Dell has made a number of announcements geared at helping businesses moving towards a converged IT infrastructure approach.

Converged infrastructure is an approach that seeks to minimise compatibility issues between servers, storage systems and network devices.

Converged Infrastructure

The first announcement is the Dell Validated System for Virtualisation, which it is touting as “the industry’s most flexible converged system to-date.”

The offering is described as a fully customisable, modular, self-service hybrid VMware cloud. It includes a wide range of equipment in various form-factors and deployment options. Dell claims that a “fully validated system can be configured, quoted and ordered in minutes, while automated lifecycle management tools allow customers to easily deploy, scale, and update the system.”

“For more than a decade, Dell and VMware have closely collaborated to help customers achieve greater efficiencies from their data centres and simplify IT operations,” said Jim Ganthier, VP and general manager, Dell Engineered Systems, HPC and Cloud. “With today’s announcements, we continue to demonstrate how our innovations can enable customers of all sizes to accelerate their journey to hyperconvergence, convergence, and the cloud.”

HP Converged InfrastructureAnother announcement concerns new client virtualisation solutions with improved performance for power users.

These include a number of different solutions, such as the Dell Solutions for VMware Virtual SAN Ready Nodes. This is a hyperconverged solution for desktop and application virtualisation that  provides flexible infrastructure optimised for virtual desktops. Dell says that deployment options range from a reference architecture to a fully configured VMware Virtual SAN appliance.

Dell has also incorporated support for the VMware Blast Extreme remote display protocol on Dell Windows Embedded thin clients running VMware Horizon 7 with Horizon Client 4.0. This allows Horizon end users to access their virtual desktops via a web browser or a full-featured VMware Horizon client.

**Provided data:**
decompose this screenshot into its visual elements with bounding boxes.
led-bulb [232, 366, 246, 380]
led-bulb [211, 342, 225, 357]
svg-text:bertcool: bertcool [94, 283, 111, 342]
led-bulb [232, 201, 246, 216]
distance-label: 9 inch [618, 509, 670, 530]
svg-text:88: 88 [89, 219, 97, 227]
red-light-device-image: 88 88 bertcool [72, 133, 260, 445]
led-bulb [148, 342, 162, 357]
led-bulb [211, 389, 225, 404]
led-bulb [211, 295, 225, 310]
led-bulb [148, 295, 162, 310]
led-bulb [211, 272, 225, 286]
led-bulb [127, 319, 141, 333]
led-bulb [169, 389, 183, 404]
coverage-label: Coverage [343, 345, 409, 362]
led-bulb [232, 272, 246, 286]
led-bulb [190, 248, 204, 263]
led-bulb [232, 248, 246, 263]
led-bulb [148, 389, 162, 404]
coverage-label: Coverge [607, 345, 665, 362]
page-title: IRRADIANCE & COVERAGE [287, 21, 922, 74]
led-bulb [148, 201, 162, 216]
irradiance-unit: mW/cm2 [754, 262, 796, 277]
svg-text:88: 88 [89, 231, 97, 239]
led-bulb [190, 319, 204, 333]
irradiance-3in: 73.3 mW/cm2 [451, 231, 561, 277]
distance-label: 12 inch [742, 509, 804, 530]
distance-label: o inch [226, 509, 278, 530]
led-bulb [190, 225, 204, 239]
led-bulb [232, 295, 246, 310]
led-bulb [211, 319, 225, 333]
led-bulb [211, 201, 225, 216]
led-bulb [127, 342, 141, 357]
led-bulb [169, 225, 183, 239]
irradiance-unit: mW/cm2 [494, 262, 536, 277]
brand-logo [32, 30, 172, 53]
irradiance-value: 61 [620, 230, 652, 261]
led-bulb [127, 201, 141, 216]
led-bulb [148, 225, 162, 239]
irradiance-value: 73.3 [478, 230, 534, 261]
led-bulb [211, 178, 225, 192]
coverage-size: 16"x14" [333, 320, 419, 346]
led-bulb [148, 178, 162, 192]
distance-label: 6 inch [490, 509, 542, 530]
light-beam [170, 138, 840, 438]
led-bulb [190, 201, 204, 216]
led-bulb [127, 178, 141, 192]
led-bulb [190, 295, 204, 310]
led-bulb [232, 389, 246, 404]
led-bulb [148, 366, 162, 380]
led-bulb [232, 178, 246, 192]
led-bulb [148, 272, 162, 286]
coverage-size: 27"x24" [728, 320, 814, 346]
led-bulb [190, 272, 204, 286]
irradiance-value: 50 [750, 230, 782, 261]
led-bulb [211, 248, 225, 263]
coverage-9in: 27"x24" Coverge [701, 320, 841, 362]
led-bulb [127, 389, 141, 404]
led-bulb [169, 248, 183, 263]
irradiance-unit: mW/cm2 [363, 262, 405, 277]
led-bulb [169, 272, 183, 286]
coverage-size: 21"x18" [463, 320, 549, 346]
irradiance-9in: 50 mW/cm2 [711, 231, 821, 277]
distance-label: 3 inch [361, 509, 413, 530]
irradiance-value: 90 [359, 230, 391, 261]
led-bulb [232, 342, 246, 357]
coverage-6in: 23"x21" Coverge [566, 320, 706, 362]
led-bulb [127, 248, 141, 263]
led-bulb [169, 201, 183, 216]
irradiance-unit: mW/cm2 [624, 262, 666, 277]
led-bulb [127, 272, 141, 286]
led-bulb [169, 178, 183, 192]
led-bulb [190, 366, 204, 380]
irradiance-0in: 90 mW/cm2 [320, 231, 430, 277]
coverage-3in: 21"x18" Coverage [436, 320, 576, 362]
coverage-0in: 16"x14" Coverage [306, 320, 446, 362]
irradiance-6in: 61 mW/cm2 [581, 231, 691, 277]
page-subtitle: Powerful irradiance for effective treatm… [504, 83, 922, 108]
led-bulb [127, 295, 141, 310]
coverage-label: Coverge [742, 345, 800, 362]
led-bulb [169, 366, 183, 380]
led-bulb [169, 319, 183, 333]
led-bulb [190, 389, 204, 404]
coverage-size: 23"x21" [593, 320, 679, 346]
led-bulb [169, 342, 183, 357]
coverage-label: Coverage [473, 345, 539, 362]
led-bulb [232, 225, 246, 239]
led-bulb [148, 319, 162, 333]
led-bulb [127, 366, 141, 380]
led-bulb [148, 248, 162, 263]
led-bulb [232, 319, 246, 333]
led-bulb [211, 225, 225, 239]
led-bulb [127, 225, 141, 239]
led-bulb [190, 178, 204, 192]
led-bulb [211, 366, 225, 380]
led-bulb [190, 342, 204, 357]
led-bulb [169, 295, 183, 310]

**What to work on:**
1 > In the article on Dell's converged infrastructure announcements, which remote display protocol does Dell now support on its Windows Embedded thin clients?
2 > Extend the article on Dell's converged infrastructure announcements from where it stops.

**Numbered responses:**
1 > VMware Blast Extreme.

2 >
Meanwhile the new Dell Precision Appliance for Wyse offers a fresh configuration based on the Dell PowerEdge R730 server and the NVIDIA Tesla M60 GRID 2.0 graphics card. It can cater for very high user density with up to 32 users per appliance.

Security Offerings

Stepping away from the client virtualisation side, Dell is also revealing two new security solutions. These aim to provide businesses with advanced threat protection for secure computing environments.

The offerings here is Dell Data Protection | Threat Defense for Windows Embedded (WES) thin clients and Dell Data Protection | Endpoint Security Suite Enterprise for persistent virtual machines.

The advanced threat protection is powered by Cylance and covers all most end point devices including thin clients and Mac OS systems, right through to the data centre.

“Organisations are looking to Dell to provide them with true end-to-end client virtualisation solutions that are easy to plan, deploy and run-– and take the guess work out of VDI,” said Steve Lalla, VP and general manager, Dell Commercial Client Software & Solutions. “The Dell VDI Solutions for VMware Virtual SAN Ready Nodes with Horizon and support for Blast Extreme remote protocol on Windows thin clients gives our customers solutions that are tailored for their environment, as well as high performance and manageability.”

Dell of course is currently in the process of completing the largest ever acquisition in tech history. Dell is purchasing storage giant EMC for a staggering $67 billion (£44bn).